Copy out the write-up on the cgroup locking patch below word for word, in full.

QUOTED TEXT -
· · · · ·
The fix is structural. Rather than tuning around the existing locking design, the patch proposes replacing a global percpu_rwsem in the cgroup core with a more granular mechanism, with the stated goal of reducing lock contention that currently surfaces during both fork() and exec() hot paths.

The Problem: A Global Lock in a High-Throughput World

The cgroup subsystem uses a percpu_rwsem — a per-CPU read-write semaphore — as a system-wide gate on certain process lifecycle operations. The read side is taken during fork() and exec(); the write side is taken when a process is migrated between cgroups. On systems that spawn processes at high rates — container orchestrators, build farms, parallel test harnesses, CI/CD pipelines — this asymmetry creates a measurable bottleneck: frequent cgroup migrations can stall the write-side acquisition, which in turn causes the read-side fork()/exec() traffic to queue behind it.

The v4 designation on Yi Tao's submission indicates this work has been through at least three prior rounds of review, a standard sign that the problem is technically non-trivial and the solution has been refined iteratively through mailing list feedback.
· · · · ·
LISTED ENTRIES -
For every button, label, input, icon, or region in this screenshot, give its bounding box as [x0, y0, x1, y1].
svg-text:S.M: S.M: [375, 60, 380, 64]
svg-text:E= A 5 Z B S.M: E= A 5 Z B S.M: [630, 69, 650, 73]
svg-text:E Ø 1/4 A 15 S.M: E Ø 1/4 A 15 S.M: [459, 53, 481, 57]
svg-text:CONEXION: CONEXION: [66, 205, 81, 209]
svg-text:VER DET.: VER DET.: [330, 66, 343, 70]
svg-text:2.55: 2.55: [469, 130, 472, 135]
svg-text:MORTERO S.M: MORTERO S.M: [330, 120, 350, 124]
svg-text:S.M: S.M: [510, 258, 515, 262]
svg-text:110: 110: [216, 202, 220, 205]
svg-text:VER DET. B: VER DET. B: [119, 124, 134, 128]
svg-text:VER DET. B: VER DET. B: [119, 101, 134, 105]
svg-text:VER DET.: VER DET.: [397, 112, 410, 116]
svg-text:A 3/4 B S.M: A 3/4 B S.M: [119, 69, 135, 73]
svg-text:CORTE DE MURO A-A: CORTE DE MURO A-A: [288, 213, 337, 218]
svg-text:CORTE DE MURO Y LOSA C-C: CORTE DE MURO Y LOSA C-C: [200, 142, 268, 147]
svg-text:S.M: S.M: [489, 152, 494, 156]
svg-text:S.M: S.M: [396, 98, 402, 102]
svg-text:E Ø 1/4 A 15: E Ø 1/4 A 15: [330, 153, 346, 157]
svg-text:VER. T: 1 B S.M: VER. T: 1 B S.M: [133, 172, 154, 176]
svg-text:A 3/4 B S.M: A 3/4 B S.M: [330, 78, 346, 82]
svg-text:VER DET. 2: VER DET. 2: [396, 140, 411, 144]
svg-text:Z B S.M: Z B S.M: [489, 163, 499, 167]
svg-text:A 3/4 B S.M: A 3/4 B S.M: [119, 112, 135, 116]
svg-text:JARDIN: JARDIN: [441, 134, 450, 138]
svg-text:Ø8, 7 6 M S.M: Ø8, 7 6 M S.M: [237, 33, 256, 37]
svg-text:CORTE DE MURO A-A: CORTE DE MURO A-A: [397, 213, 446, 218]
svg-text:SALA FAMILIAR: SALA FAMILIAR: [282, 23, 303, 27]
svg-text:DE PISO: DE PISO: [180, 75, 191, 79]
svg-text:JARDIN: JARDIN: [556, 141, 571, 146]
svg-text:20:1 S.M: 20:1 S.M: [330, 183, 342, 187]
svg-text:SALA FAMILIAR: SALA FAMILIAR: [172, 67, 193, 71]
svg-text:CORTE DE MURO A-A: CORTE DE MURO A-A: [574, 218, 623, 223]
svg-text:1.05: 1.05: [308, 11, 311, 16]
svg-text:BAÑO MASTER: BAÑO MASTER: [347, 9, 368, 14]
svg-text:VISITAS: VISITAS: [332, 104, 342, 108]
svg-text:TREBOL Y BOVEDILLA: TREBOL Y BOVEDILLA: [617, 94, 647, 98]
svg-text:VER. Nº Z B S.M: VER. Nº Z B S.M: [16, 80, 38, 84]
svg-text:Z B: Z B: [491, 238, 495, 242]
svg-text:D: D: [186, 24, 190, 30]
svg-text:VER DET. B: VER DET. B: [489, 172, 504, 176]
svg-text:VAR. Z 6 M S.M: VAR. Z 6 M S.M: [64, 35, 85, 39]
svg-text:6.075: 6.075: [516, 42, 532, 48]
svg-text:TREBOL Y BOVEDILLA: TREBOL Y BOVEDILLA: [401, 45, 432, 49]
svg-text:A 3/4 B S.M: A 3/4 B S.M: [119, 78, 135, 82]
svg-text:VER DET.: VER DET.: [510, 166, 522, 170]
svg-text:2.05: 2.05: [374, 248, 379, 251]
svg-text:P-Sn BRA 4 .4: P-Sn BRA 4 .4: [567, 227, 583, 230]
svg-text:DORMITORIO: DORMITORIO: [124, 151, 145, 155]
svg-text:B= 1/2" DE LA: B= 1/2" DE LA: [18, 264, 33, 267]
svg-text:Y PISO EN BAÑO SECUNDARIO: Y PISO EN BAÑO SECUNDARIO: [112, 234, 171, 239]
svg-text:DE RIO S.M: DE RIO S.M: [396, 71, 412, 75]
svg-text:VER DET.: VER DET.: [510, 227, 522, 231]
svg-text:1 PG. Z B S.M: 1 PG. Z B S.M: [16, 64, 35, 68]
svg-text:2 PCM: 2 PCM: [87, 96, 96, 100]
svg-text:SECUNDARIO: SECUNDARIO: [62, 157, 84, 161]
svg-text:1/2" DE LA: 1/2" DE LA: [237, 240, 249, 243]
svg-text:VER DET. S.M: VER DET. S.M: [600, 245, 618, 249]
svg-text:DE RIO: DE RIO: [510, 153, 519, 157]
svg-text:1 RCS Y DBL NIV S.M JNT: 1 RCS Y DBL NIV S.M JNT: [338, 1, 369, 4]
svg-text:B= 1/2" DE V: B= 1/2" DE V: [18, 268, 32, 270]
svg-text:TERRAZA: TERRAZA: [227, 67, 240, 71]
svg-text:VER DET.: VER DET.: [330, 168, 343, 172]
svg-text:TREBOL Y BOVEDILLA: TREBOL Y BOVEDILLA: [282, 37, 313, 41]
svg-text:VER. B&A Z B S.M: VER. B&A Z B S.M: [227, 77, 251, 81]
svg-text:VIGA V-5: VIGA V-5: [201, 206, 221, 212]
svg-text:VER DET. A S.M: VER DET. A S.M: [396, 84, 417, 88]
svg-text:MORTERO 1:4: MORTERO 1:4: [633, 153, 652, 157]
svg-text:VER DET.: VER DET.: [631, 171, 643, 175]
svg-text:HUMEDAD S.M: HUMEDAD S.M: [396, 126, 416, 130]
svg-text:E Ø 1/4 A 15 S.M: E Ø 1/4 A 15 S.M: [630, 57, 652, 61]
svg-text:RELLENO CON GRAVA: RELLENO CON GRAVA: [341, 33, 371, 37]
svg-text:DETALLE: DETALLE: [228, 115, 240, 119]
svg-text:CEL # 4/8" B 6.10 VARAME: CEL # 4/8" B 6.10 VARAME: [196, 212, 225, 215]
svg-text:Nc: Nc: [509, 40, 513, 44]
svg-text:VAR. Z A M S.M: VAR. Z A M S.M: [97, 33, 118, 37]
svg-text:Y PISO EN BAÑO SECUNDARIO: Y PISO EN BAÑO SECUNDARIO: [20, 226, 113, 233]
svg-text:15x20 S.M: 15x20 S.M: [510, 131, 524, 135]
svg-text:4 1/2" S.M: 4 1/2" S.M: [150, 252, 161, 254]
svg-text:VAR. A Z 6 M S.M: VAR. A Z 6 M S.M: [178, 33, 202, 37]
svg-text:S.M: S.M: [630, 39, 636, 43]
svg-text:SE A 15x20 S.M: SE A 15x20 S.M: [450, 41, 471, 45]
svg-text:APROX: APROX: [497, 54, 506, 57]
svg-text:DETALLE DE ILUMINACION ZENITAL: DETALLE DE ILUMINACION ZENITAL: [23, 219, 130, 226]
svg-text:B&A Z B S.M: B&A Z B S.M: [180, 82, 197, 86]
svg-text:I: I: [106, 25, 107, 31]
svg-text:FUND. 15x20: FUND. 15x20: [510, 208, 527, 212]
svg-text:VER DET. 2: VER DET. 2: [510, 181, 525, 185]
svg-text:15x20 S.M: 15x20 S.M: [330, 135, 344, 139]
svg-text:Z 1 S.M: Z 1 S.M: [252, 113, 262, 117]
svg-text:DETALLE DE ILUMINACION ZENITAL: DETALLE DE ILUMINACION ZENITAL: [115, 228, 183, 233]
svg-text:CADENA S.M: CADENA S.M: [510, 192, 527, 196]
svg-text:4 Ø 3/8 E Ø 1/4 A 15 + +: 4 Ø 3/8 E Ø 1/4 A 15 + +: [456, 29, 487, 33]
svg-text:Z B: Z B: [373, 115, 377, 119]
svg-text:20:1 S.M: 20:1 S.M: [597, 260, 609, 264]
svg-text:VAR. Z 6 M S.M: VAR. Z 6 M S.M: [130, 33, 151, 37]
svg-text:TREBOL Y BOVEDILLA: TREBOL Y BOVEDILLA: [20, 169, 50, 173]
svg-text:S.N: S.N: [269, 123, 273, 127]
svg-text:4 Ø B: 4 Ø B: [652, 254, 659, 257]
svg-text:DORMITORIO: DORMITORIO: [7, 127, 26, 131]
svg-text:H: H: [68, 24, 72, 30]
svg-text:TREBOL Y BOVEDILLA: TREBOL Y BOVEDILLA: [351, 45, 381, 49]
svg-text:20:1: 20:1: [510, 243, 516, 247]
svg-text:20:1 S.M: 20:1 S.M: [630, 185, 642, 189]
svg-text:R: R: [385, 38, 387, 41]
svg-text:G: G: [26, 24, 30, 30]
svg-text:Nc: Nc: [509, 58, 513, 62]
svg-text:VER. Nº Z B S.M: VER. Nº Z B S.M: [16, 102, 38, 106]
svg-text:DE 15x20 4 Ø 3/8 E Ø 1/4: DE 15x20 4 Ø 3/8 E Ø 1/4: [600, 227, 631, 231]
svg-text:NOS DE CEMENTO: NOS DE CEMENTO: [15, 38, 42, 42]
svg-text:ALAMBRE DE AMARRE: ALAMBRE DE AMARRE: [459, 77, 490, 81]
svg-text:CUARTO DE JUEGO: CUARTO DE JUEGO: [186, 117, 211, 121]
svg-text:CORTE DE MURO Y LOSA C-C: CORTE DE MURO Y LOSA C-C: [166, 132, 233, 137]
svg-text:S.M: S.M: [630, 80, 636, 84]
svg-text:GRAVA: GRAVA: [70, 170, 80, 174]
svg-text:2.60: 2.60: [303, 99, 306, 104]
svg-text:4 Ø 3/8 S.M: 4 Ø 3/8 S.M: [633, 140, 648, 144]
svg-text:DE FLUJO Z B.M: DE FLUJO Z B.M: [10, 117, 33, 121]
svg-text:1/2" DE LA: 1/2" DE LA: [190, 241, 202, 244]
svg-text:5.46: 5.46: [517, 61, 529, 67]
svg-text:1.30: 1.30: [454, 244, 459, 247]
· · · · ·
EXERCISE OUTPUT -
The fix is structural. Rather than tuning around the existing locking design, the patch proposes replacing a global percpu_rwsem in the cgroup core with a more granular mechanism, with the stated goal of reducing lock contention that currently surfaces during both fork() and exec() hot paths.

The Problem: A Global Lock in a High-Throughput World

The cgroup subsystem uses a percpu_rwsem — a per-CPU read-write semaphore — as a system-wide gate on certain process lifecycle operations. The read side is taken during fork() and exec(); the write side is taken when a process is migrated between cgroups. On systems that spawn processes at high rates — container orchestrators, build farms, parallel test harnesses, CI/CD pipelines — this asymmetry creates a measurable bottleneck: frequent cgroup migrations can stall the write-side acquisition, which in turn causes the read-side fork()/exec() traffic to queue behind it.

The v4 designation on Yi Tao's submission indicates this work has been through at least three prior rounds of review, a standard sign that the problem is technically non-trivial and the solution has been refined iteratively through mailing list feedback.